Centralized Control
In the early days of computing there were few computers, and they were expensive. It only made sense to share them
across many users. The time-sharing systems of the 1970's made every user think they had the whole computer to themselves
and all the data for everyone was in one place. Perfect. It was easy to manage.
Enter the 2000's. Now everyone has at least one computer, usually more, each with its own independent storage. Now it's obvious that
no one is interested in performing a half dozen independent backup operations, so a user's data must be organized somehow for storage.
That's why we have data centers for on-line storage which are morphing into the 'Cloud'.
Now let's think how a data center is organized. At the bottom are the hard-drives. Physical devices that hold blocks of data.
Variable length 'Files' exist thanks to the disk driver abstraction than tracks the blocks of each file and provides a directory
hierarchy. So far so good. The operating system of the computer works with the disk drivers to present a set of independent drives.
The computers are organized in clusters. The clusters are organized by the site's Storage Virtualization software which tracks all of the
clusters. To get a file, the client navigates down the chain, authenicates at the site, then the cluster, onto the computer and
checks file permissions at the various directories all the way down to the file. That's manageable.
Failure Modes
Now look at how this can be broken. A client with forged authentication is able to work its way all of the way down the chain.
Typically each user is assigned rights to some top-level directory, so once the roque client gets to that point it's possible to
obtain a directory listing and see all files at that point and below. If encryption is employed, it's likely only one encryption
attack is necessary as all the files share the same key.
Next, let's think about storage balancing. Disk drivers can only manage the storage of a single disk. In the old days, the
user was assigned a quota. If exceeded, the user would probably need to be moved to a bigger volume. Modern Storage Virtualization
systems take care of this by remapping storage on-the-fly. To do so, it's necessary to maintain a centralized storage map for the
entire facility -- a very fragile arrangement.
Let's start from scratch.
OK. Let's challenge these assumptions. Let's think of all storage hardware as addressable fixed-size block storage devices.
Where should we do the file to block mapping? If it's done on the storage device, we're no further ahead. If it's done by the
Storage Virtualization software, then its still a potential major point of failure. Keep going. Let's do the mapping on the client.
Wait, you think, the mapping has to be done on the server side. How else can you know what blocks are available?
That's what we do differently. Let's give each low-level storage device a large addressable range of block identification numbers.
A 1TByte device might have 64 bits, a larger device might need 96. The 1TByte device would be able to store approximately 100 million
8KByte blocks, which would be sparsely mapped to 264 or 18 billion, billion blocks. We put some firmware on the device that
allows it to accept requests to store a block against a 64 bit block id and return that block when queried with the same block id.

Required work
1. Decide whether each statement agrees with the passage on centralized storage. For each, answer yes or no and quote the deciding words.
(a) In the time-sharing systems of the 1970's, everyone's data was kept in one place.
(b) Disk drivers can manage storage spread across several disks.
(c) The proposed design does the file-to-block mapping on the storage device.
2. Write out everything in the passage on centralized storage from "That's what we" down to "same block id.".
3. Carry the passage on centralized storage further, starting after its last sentence.

Dataset excerpts

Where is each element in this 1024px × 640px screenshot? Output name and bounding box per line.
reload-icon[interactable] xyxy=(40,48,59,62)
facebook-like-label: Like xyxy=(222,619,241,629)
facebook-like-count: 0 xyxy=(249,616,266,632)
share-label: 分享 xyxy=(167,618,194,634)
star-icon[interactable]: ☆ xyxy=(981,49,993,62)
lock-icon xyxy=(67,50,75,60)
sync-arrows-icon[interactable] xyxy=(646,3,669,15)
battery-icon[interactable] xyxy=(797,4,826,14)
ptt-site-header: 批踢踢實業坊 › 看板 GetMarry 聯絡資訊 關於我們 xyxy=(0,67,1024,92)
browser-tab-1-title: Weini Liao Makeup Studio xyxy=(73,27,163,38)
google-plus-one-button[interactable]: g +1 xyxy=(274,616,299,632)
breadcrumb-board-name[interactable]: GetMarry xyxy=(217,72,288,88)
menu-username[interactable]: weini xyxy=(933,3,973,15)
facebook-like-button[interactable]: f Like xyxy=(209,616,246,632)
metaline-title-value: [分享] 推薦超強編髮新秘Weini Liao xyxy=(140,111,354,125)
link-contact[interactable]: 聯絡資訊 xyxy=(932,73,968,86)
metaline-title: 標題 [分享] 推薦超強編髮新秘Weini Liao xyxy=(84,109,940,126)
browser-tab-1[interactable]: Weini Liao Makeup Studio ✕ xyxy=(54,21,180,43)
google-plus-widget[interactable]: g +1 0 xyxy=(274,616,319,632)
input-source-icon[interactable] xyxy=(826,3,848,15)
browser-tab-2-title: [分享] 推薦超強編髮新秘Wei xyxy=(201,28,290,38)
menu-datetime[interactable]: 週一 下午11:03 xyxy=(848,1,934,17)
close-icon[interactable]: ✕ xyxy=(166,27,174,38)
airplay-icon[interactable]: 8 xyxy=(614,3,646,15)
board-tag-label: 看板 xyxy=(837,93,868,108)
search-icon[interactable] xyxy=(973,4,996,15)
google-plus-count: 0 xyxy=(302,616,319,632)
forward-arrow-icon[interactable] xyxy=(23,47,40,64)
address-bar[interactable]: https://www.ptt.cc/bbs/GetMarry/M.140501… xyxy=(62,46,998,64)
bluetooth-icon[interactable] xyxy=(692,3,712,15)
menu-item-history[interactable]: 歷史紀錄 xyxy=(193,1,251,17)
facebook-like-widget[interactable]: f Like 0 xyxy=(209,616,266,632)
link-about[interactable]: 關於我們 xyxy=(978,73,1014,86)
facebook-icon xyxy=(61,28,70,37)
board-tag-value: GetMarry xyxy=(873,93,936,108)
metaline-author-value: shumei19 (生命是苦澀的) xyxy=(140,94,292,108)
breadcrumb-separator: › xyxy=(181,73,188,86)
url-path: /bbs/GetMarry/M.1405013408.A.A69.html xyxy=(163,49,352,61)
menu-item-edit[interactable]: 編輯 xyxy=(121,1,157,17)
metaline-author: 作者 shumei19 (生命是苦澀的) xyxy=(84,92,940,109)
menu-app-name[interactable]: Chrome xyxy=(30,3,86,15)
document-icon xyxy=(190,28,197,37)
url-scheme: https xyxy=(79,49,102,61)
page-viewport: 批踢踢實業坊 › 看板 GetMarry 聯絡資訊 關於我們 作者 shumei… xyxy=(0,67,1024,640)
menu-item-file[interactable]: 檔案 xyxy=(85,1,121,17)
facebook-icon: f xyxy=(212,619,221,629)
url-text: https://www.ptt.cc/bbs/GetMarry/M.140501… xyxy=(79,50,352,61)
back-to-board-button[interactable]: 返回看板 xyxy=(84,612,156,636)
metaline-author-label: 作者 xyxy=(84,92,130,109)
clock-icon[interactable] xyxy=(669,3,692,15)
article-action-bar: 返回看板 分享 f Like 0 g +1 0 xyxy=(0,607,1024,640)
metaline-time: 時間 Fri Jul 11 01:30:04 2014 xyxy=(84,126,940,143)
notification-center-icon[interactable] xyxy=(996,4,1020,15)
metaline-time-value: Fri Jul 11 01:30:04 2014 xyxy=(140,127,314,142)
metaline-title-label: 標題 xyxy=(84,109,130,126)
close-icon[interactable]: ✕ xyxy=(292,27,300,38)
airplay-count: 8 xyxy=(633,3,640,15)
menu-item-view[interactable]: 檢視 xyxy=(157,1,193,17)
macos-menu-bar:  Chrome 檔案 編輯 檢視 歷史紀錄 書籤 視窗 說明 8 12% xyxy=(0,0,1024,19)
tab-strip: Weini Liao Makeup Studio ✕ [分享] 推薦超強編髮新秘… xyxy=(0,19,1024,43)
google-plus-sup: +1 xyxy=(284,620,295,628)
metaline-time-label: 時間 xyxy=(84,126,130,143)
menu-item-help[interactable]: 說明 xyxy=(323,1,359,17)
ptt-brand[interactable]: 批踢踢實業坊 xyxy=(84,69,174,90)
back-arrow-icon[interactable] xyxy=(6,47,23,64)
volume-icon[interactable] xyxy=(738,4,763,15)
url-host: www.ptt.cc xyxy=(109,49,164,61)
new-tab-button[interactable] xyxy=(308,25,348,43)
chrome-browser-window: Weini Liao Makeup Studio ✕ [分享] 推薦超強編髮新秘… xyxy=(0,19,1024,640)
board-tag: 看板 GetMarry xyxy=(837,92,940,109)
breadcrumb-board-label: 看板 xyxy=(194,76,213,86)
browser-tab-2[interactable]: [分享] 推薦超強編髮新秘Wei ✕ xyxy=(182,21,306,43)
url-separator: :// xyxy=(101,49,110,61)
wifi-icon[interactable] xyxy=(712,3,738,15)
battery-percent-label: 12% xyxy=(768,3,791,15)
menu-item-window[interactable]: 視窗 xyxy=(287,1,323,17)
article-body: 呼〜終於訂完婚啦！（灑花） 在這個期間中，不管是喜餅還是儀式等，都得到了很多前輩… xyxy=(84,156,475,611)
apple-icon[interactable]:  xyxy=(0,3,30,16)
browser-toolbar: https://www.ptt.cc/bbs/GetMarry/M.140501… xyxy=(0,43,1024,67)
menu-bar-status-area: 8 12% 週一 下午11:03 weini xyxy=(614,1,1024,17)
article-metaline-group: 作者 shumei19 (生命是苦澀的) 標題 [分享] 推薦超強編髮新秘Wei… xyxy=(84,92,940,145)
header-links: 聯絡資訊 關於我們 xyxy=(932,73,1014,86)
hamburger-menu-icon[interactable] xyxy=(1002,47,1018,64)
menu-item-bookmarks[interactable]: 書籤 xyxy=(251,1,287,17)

Answer set
1.
(a) Yes: "all the data for everyone was in one place."
(b) No: "Disk drivers can only manage the storage of a single disk."
(c) No: "Let's do the mapping on the client."

2.
That's what we do differently. Let's give each low-level storage device a large addressable range of block identification numbers.
A 1TByte device might have 64 bits, a larger device might need 96. The 1TByte device would be able to store approximately 100 million
8KByte blocks, which would be sparsely mapped to 264 or 18 billion, billion blocks. We put some firmware on the device that
allows it to accept requests to store a block against a 64 bit block id and return that block when queried with the same block id.

3.
Next we use a client that takes a unique set of encryption codes (we call it the Personal Encryption Code or PEC) and combines
it with a pathname for a file to generate a schedule for the storage of blocks across a known set of storage devices (which are
identified by their own unique server id). This schedule is used by the client to directly interogate each storage device to ask it to
store an encrypted block of that file mapped to the specific block id from that row of the schedule. The block of data is pure binary,
and there are no pointers to associate the block with the file to which it belongs. After the storage is complete, the schedule is
discarded. It is rebuilt from the same inputs some time in the future when the file is read. This time, each of the storage devices
identified by the schedule are asked to send back the block described by the block id, and the blocks are decrpyted and resequenced
to reform the original file.
We use hardened FIPS-140 encryption technology to ensure that the schedules are unique despite the permutation of the PECs and file
names. Those of you who are familiar with the 'Birthday Paradox' know that there is a significant statistical probability that the
same 64 bit id may be generated for two independent schedules, but we have a clever solution to that problem. We allow many different
clients to share the collective storage device pool using independently generated PECs for each user.
Why is this better?
Let's look at the advantages of this solution. Each file creates it's own storage schedule that places blocks in at least a 64 bit
number space. Each file has its own encryption key to encode the blocks, and each block is essentially anonymous. That means that an
attacker is going to have to make, on average, 263 guesses to find each block against hundreds of storage devices to crack a
file. And yet each file must be independently attacked as the schedules are different. That's many orders of magnitude more security than
anything out there. The server side does not require a high degree of physical security -- hacking a storage device is not enough to break a file.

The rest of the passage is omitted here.